PROMPT — Search the records below for the word "GROUP". Pull out each line that has it.
# # #
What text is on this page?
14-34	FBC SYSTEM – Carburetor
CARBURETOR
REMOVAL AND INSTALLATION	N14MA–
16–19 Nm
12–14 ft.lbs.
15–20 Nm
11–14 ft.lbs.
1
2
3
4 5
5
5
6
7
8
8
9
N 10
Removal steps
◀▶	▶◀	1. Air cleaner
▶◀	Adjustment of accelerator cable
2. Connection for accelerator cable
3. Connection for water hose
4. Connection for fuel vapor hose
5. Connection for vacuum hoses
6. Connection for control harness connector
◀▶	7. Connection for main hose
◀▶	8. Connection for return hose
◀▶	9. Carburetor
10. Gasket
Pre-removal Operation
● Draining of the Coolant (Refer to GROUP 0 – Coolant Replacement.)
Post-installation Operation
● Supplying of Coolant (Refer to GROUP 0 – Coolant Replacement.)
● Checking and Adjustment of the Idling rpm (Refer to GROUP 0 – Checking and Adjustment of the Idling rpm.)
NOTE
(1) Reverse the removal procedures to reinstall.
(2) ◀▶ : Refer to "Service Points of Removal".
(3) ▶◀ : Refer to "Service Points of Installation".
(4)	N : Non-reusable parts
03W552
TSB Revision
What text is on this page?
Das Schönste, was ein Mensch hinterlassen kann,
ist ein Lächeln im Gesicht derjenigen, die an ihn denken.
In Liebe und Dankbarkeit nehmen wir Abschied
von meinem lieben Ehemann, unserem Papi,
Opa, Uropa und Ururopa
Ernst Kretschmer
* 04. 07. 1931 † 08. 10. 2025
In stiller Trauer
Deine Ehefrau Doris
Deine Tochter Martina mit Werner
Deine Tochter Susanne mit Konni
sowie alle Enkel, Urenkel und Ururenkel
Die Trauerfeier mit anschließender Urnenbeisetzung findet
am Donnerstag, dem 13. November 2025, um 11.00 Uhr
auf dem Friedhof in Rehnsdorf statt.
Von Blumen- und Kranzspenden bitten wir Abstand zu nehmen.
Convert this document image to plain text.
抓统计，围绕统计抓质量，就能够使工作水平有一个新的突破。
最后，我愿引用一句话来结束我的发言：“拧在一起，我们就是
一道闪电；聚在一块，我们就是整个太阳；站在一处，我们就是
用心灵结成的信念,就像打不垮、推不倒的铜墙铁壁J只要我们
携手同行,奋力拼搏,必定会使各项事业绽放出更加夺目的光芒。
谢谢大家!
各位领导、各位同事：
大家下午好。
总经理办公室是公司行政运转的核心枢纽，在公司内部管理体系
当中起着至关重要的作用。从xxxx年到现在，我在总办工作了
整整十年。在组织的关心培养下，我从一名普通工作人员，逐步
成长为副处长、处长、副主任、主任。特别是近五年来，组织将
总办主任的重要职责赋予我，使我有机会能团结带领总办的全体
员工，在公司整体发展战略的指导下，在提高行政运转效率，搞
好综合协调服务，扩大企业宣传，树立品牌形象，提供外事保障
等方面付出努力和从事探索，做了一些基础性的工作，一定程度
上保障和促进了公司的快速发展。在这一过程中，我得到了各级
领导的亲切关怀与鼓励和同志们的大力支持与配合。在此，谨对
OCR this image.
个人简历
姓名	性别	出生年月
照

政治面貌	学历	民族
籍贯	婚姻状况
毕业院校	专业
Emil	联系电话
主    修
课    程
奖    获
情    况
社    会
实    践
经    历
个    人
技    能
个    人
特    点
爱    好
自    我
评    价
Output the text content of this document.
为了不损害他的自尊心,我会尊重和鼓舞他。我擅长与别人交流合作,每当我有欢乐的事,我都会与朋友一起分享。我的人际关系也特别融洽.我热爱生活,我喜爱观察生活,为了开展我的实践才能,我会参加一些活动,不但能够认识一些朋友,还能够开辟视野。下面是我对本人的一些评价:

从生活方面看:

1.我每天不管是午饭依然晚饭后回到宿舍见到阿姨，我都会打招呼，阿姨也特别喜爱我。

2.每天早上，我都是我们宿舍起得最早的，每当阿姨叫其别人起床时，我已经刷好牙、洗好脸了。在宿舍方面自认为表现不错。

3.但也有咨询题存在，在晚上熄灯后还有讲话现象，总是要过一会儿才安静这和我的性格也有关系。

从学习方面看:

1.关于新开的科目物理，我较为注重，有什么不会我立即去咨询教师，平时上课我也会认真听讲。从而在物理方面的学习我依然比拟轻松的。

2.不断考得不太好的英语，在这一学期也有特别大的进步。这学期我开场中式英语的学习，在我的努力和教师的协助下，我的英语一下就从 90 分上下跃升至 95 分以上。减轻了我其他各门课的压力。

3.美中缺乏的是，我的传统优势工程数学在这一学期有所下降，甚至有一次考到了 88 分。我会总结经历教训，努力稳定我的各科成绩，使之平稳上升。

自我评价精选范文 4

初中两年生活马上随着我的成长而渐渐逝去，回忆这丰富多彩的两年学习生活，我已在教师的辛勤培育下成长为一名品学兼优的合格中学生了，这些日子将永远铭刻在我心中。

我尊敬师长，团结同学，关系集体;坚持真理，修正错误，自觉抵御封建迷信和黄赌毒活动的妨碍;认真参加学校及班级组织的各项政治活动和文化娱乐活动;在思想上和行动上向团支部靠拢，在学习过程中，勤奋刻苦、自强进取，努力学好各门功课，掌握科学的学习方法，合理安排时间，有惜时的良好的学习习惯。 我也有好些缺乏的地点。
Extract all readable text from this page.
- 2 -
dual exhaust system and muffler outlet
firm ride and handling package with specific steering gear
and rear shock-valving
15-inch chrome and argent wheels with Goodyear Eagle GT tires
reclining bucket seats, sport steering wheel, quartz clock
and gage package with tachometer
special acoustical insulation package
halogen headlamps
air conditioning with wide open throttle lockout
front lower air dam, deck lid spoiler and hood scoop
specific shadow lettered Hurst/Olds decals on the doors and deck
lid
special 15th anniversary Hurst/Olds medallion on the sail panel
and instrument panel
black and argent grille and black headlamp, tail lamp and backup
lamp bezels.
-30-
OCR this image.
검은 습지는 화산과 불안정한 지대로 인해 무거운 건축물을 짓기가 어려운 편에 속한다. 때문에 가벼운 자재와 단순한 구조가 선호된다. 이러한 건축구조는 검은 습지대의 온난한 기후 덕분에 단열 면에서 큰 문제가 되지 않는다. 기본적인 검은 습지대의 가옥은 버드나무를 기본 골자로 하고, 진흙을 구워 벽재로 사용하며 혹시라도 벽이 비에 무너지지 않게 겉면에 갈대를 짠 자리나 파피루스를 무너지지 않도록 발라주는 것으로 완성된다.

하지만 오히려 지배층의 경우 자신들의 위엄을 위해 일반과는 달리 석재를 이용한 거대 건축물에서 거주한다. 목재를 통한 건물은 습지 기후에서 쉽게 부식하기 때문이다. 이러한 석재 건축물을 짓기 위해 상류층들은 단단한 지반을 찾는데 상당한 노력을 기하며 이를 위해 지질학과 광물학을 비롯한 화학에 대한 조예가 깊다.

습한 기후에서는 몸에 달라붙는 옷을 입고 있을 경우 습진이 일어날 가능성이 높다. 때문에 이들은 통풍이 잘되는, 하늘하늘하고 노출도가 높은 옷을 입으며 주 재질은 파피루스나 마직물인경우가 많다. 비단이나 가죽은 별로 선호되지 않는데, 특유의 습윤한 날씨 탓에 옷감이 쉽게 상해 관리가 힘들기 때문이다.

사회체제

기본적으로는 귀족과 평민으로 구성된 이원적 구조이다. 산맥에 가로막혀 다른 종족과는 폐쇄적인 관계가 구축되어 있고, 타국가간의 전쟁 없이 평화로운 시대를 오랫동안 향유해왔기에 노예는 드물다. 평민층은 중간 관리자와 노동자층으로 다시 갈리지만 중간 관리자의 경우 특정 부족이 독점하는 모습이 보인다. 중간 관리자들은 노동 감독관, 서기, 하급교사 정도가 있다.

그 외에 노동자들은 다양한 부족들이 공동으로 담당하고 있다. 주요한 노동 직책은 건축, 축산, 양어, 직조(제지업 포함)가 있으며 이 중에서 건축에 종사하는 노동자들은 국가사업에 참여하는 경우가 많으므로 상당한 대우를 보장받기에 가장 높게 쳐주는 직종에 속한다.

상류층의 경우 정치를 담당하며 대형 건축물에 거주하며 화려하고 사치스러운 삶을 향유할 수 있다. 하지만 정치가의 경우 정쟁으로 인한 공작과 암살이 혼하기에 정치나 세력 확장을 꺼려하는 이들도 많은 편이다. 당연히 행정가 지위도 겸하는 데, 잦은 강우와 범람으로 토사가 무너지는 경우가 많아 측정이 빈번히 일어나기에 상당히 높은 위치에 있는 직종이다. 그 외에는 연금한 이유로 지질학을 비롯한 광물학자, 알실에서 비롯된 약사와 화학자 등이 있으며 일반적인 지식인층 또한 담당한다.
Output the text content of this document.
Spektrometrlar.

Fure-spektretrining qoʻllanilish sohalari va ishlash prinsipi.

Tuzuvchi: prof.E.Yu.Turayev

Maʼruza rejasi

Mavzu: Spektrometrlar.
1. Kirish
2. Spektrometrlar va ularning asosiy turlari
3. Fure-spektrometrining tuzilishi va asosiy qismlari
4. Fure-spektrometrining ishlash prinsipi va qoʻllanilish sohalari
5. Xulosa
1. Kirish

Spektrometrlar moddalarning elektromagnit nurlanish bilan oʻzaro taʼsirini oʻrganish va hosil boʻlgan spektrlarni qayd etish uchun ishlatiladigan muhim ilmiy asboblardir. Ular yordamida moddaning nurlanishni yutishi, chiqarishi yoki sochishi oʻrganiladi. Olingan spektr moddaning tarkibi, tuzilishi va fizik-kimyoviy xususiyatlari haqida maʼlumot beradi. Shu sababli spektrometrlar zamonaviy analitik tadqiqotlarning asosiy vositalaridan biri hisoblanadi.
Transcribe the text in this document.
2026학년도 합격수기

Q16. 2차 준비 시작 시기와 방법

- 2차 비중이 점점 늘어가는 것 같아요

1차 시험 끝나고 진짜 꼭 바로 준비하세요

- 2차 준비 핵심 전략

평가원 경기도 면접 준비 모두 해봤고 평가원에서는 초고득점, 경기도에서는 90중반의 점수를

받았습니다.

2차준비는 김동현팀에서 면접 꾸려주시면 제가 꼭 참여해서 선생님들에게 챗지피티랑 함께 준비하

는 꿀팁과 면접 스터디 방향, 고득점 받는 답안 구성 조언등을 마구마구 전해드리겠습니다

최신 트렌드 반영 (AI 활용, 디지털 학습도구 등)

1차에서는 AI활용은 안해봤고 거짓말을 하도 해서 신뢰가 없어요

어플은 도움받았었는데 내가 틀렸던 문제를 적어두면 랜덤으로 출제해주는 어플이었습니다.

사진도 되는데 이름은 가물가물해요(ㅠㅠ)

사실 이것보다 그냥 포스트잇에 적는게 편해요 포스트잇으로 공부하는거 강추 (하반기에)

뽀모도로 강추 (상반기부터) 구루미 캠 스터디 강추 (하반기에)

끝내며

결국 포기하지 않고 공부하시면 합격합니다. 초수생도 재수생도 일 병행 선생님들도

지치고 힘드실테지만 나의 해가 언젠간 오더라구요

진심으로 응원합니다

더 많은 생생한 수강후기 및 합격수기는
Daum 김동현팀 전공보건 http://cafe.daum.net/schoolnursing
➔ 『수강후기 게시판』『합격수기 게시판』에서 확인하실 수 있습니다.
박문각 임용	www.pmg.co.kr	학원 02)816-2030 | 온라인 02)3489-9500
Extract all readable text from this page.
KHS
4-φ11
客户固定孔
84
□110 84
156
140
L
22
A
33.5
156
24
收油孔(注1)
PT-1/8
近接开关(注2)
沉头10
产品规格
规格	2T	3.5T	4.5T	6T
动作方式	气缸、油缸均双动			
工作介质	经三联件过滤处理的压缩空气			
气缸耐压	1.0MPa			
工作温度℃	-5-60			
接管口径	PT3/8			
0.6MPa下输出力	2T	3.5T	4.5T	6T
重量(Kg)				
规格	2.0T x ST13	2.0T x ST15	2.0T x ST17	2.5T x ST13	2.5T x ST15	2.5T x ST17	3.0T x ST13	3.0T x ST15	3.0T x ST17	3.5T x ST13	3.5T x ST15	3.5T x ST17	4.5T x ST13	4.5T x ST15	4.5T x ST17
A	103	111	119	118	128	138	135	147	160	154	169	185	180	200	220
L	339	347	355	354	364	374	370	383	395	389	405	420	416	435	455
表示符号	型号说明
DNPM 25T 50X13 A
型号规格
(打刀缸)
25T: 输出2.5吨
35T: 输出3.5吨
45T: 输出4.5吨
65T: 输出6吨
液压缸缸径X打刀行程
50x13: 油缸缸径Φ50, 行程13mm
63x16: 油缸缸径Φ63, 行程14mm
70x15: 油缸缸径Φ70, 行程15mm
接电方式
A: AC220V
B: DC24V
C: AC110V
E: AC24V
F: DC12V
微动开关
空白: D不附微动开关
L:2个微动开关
# # #
COMPLETED TASK —
● Draining of the Coolant (Refer to GROUP 0 – Coolant Replacement.)
● Supplying of Coolant (Refer to GROUP 0 – Coolant Replacement.)
● Checking and Adjustment of the Idling rpm (Refer to GROUP 0 – Checking and Adjustment of the Idling rpm.)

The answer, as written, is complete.